Extracts from a graphics dataset
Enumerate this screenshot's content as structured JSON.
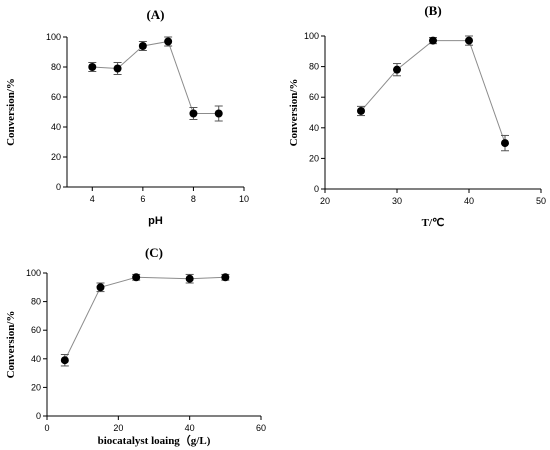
{
  "chart_data": [
    {
      "id": "A",
      "type": "scatter",
      "title": "(A)",
      "xlabel": "pH",
      "ylabel": "Conversion/%",
      "xlim": [
        3,
        10
      ],
      "ylim": [
        0,
        100
      ],
      "xticks": [
        4,
        6,
        8,
        10
      ],
      "yticks": [
        0,
        20,
        40,
        60,
        80,
        100
      ],
      "series": [
        {
          "x": [
            4,
            5,
            6,
            7,
            8,
            9
          ],
          "y": [
            80,
            79,
            94,
            97,
            49,
            49
          ],
          "err": [
            3,
            4,
            3,
            3,
            4,
            5
          ]
        }
      ],
      "grid": false,
      "markers": "filled-circle",
      "connected": true
    },
    {
      "id": "B",
      "type": "scatter",
      "title": "(B)",
      "xlabel": "T/℃",
      "ylabel": "Conversion/%",
      "xlim": [
        20,
        50
      ],
      "ylim": [
        0,
        100
      ],
      "xticks": [
        20,
        30,
        40,
        50
      ],
      "yticks": [
        0,
        20,
        40,
        60,
        80,
        100
      ],
      "series": [
        {
          "x": [
            25,
            30,
            35,
            40,
            45
          ],
          "y": [
            51,
            78,
            97,
            97,
            30
          ],
          "err": [
            3,
            4,
            2,
            3,
            5
          ]
        }
      ],
      "grid": false,
      "markers": "filled-circle",
      "connected": true
    },
    {
      "id": "C",
      "type": "scatter",
      "title": "(C)",
      "xlabel": "biocatalyst loaing（g/L)",
      "ylabel": "Conversion/%",
      "xlim": [
        0,
        60
      ],
      "ylim": [
        0,
        100
      ],
      "xticks": [
        0,
        20,
        40,
        60
      ],
      "yticks": [
        0,
        20,
        40,
        60,
        80,
        100
      ],
      "series": [
        {
          "x": [
            5,
            15,
            25,
            40,
            50
          ],
          "y": [
            39,
            90,
            97,
            96,
            97
          ],
          "err": [
            4,
            3,
            2,
            3,
            2
          ]
        }
      ],
      "grid": false,
      "markers": "filled-circle",
      "connected": true
    }
  ]
}
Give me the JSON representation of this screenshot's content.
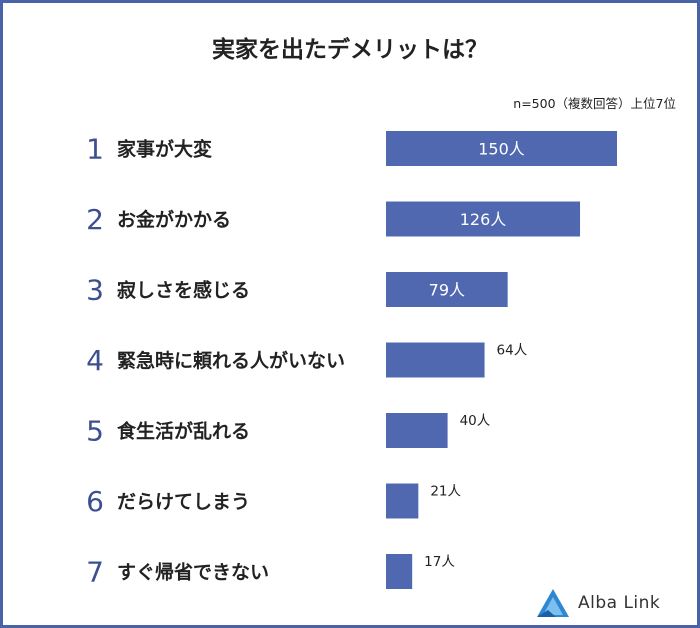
{
  "title": "実家を出たデメリットは？",
  "note": "n=500（複数回答）上位7位",
  "brand": {
    "name": "Alba Link",
    "color": "#3a8fd6"
  },
  "colors": {
    "bar": "#5068b0",
    "border": "#4a62a8",
    "rank": "#3d4f8f"
  },
  "chart_data": {
    "type": "bar",
    "orientation": "horizontal",
    "categories": [
      "家事が大変",
      "お金がかかる",
      "寂しさを感じる",
      "緊急時に頼れる人がいない",
      "食生活が乱れる",
      "だらけてしまう",
      "すぐ帰省できない"
    ],
    "ranks": [
      "1",
      "2",
      "3",
      "4",
      "5",
      "6",
      "7"
    ],
    "values": [
      150,
      126,
      79,
      64,
      40,
      21,
      17
    ],
    "labels": [
      "150人",
      "126人",
      "79人",
      "64人",
      "40人",
      "21人",
      "17人"
    ],
    "xlim": [
      0,
      150
    ]
  }
}
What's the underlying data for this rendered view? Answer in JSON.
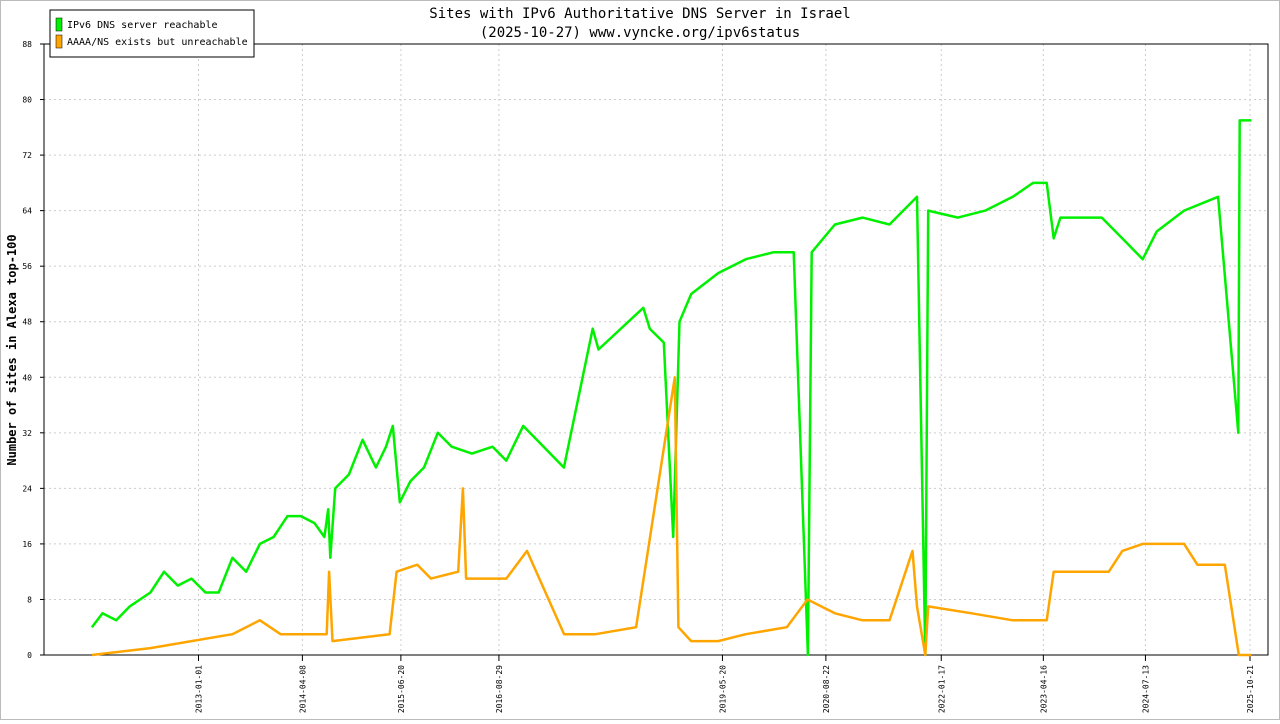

■ Given request: From the material above, reproduce everything verbatim except the pictures.

■ Answer to the task:
Enumerate this screenshot's content as structured JSON.
{
  "chart_data": [
    {
      "id": "A",
      "type": "scatter",
      "title": "(A)",
      "xlabel": "pH",
      "ylabel": "Conversion/%",
      "xlim": [
        3,
        10
      ],
      "ylim": [
        0,
        100
      ],
      "xticks": [
        4,
        6,
        8,
        10
      ],
      "yticks": [
        0,
        20,
        40,
        60,
        80,
        100
      ],
      "series": [
        {
          "x": [
            4,
            5,
            6,
            7,
            8,
            9
          ],
          "y": [
            80,
            79,
            94,
            97,
            49,
            49
          ],
          "err": [
            3,
            4,
            3,
            3,
            4,
            5
          ]
        }
      ],
      "grid": false,
      "markers": "filled-circle",
      "connected": true
    },
    {
      "id": "B",
      "type": "scatter",
      "title": "(B)",
      "xlabel": "T/℃",
      "ylabel": "Conversion/%",
      "xlim": [
        20,
        50
      ],
      "ylim": [
        0,
        100
      ],
      "xticks": [
        20,
        30,
        40,
        50
      ],
      "yticks": [
        0,
        20,
        40,
        60,
        80,
        100
      ],
      "series": [
        {
          "x": [
            25,
            30,
            35,
            40,
            45
          ],
          "y": [
            51,
            78,
            97,
            97,
            30
          ],
          "err": [
            3,
            4,
            2,
            3,
            5
          ]
        }
      ],
      "grid": false,
      "markers": "filled-circle",
      "connected": true
    },
    {
      "id": "C",
      "type": "scatter",
      "title": "(C)",
      "xlabel": "biocatalyst loaing（g/L)",
      "ylabel": "Conversion/%",
      "xlim": [
        0,
        60
      ],
      "ylim": [
        0,
        100
      ],
      "xticks": [
        0,
        20,
        40,
        60
      ],
      "yticks": [
        0,
        20,
        40,
        60,
        80,
        100
      ],
      "series": [
        {
          "x": [
            5,
            15,
            25,
            40,
            50
          ],
          "y": [
            39,
            90,
            97,
            96,
            97
          ],
          "err": [
            4,
            3,
            2,
            3,
            2
          ]
        }
      ],
      "grid": false,
      "markers": "filled-circle",
      "connected": true
    }
  ]
}
Give me the JSON representation of this screenshot's content.
{
  "title": "実家を出たデメリットは？",
  "note": "n=500（複数回答）上位7位",
  "brand": {
    "name": "Alba Link",
    "color": "#3a8fd6"
  },
  "colors": {
    "bar": "#5068b0",
    "border": "#4a62a8",
    "rank": "#3d4f8f"
  },
  "chart_data": {
    "type": "bar",
    "orientation": "horizontal",
    "categories": [
      "家事が大変",
      "お金がかかる",
      "寂しさを感じる",
      "緊急時に頼れる人がいない",
      "食生活が乱れる",
      "だらけてしまう",
      "すぐ帰省できない"
    ],
    "ranks": [
      "1",
      "2",
      "3",
      "4",
      "5",
      "6",
      "7"
    ],
    "values": [
      150,
      126,
      79,
      64,
      40,
      21,
      17
    ],
    "labels": [
      "150人",
      "126人",
      "79人",
      "64人",
      "40人",
      "21人",
      "17人"
    ],
    "xlim": [
      0,
      150
    ]
  }
}
What's the underlying data for this rendered view? Answer in JSON.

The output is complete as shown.